Given records start
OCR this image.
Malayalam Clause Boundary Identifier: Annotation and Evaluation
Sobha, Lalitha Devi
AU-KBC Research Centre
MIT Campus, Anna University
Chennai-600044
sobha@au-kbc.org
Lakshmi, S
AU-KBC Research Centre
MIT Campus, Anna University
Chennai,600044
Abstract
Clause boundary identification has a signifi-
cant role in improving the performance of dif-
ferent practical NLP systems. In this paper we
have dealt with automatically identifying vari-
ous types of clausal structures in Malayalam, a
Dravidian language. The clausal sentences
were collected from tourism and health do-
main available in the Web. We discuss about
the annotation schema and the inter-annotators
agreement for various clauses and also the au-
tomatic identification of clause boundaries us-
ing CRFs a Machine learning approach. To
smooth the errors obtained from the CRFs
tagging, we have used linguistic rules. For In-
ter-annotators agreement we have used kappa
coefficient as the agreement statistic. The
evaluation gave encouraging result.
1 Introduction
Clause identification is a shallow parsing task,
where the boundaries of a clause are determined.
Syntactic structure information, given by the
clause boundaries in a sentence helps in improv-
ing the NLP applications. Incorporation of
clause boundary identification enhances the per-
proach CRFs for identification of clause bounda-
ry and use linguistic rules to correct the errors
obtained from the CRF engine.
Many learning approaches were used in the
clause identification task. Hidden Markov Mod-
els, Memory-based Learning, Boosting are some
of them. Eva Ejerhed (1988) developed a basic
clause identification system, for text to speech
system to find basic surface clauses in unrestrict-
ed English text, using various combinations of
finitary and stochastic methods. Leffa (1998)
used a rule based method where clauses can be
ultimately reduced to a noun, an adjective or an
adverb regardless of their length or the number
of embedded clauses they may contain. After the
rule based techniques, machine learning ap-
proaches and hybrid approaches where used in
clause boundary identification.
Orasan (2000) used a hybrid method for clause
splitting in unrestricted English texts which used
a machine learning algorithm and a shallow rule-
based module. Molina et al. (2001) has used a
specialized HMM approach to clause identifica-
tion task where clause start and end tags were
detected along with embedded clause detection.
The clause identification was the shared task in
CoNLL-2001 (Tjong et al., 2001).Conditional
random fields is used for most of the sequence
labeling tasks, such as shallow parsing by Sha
Given records end
Each line of the material above must be retyped precisely.

OCR this image.
Malayalam Clause Boundary Identifier: Annotation and Evaluation
Sobha, Lalitha Devi
AU-KBC Research Centre
MIT Campus, Anna University
Chennai-600044
sobha@au-kbc.org
Lakshmi, S
AU-KBC Research Centre
MIT Campus, Anna University
Chennai,600044
Abstract
Clause boundary identification has a signifi-
cant role in improving the performance of dif-
ferent practical NLP systems. In this paper we
have dealt with automatically identifying vari-
ous types of clausal structures in Malayalam, a
Dravidian language. The clausal sentences
were collected from tourism and health do-
main available in the Web. We discuss about
the annotation schema and the inter-annotators
agreement for various clauses and also the au-
tomatic identification of clause boundaries us-
ing CRFs a Machine learning approach. To
smooth the errors obtained from the CRFs
tagging, we have used linguistic rules. For In-
ter-annotators agreement we have used kappa
coefficient as the agreement statistic. The
evaluation gave encouraging result.
1 Introduction
Clause identification is a shallow parsing task,
where the boundaries of a clause are determined.
Syntactic structure information, given by the
clause boundaries in a sentence helps in improv-
ing the NLP applications. Incorporation of
clause boundary identification enhances the per-
proach CRFs for identification of clause bounda-
ry and use linguistic rules to correct the errors
obtained from the CRF engine.
Many learning approaches were used in the
clause identification task. Hidden Markov Mod-
els, Memory-based Learning, Boosting are some
of them. Eva Ejerhed (1988) developed a basic
clause identification system, for text to speech
system to find basic surface clauses in unrestrict-
ed English text, using various combinations of
finitary and stochastic methods. Leffa (1998)
used a rule based method where clauses can be
ultimately reduced to a noun, an adjective or an
adverb regardless of their length or the number
of embedded clauses they may contain. After the
rule based techniques, machine learning ap-
proaches and hybrid approaches where used in
clause boundary identification.
Orasan (2000) used a hybrid method for clause
splitting in unrestricted English texts which used
a machine learning algorithm and a shallow rule-
based module. Molina et al. (2001) has used a
specialized HMM approach to clause identifica-
tion task where clause start and end tags were
detected along with embedded clause detection.
The clause identification was the shared task in
CoNLL-2001 (Tjong et al., 2001).Conditional
random fields is used for most of the sequence
labeling tasks, such as shallow parsing by Sha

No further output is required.